**Aim**: Pick out the lines below with "Stationen" and list them.

**Supplied records**:

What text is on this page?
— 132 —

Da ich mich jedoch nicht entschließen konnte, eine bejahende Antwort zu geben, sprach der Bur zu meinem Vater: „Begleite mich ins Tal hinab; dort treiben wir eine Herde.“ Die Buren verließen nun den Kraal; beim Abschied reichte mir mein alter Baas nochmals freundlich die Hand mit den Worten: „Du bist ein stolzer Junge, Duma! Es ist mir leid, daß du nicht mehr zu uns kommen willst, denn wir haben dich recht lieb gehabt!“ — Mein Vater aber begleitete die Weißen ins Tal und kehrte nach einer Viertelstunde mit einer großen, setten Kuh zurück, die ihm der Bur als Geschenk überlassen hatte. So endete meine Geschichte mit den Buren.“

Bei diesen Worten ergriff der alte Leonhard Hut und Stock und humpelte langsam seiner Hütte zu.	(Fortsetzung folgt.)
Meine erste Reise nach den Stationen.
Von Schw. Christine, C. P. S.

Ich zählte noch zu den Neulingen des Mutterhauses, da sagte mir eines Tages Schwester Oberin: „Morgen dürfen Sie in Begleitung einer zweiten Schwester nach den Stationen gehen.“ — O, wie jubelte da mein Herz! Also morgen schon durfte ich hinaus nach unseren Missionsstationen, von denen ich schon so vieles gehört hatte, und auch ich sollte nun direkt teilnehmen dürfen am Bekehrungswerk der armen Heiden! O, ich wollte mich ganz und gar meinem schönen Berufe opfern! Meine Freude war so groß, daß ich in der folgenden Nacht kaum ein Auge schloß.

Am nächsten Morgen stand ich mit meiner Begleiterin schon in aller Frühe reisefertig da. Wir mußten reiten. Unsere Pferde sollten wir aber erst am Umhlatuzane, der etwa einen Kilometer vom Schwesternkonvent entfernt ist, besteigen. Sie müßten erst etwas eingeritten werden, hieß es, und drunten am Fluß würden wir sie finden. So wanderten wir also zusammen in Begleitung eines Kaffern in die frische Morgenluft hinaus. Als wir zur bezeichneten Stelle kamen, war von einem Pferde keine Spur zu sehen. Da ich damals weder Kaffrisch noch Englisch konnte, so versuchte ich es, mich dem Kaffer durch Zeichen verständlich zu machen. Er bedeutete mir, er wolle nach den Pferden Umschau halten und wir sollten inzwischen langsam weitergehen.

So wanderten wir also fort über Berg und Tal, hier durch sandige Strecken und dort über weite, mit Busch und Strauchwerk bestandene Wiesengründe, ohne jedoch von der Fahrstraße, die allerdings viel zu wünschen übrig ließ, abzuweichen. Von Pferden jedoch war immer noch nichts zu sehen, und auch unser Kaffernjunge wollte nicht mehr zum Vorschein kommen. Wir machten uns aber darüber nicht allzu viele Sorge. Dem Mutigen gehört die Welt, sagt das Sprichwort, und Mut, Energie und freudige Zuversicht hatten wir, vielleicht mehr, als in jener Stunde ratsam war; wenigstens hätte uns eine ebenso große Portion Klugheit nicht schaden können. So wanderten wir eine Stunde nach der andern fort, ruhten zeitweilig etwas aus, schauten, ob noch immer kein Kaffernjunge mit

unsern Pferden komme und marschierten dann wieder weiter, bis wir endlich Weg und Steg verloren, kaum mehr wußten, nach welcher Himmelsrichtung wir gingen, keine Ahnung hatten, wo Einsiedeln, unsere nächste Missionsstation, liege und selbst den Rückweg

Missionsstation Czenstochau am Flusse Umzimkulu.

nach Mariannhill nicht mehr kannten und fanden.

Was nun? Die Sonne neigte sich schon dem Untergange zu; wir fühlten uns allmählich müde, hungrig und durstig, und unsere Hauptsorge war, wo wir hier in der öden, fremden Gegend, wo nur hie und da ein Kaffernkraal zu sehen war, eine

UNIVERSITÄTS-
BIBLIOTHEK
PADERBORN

**Solution for this task**:
Meine erste Reise nach den Stationen.
Ich zählte noch zu den Neulingen des Mutterhauses, da sagte mir eines Tages Schwester Oberin: „Morgen dürfen Sie in Begleitung einer zweiten Schwester nach den Stationen gehen.“ — O, wie jubelte da mein Herz! Also morgen schon durfte ich hinaus nach unseren Missionsstationen, von denen ich schon so vieles gehört hatte, und auch ich sollte nun direkt teilnehmen dürfen am Bekehrungswerk der armen Heiden! O, ich wollte mich ganz und gar meinem schönen Berufe opfern! Meine Freude war so groß, daß ich in der folgenden Nacht kaum ein Auge schloß.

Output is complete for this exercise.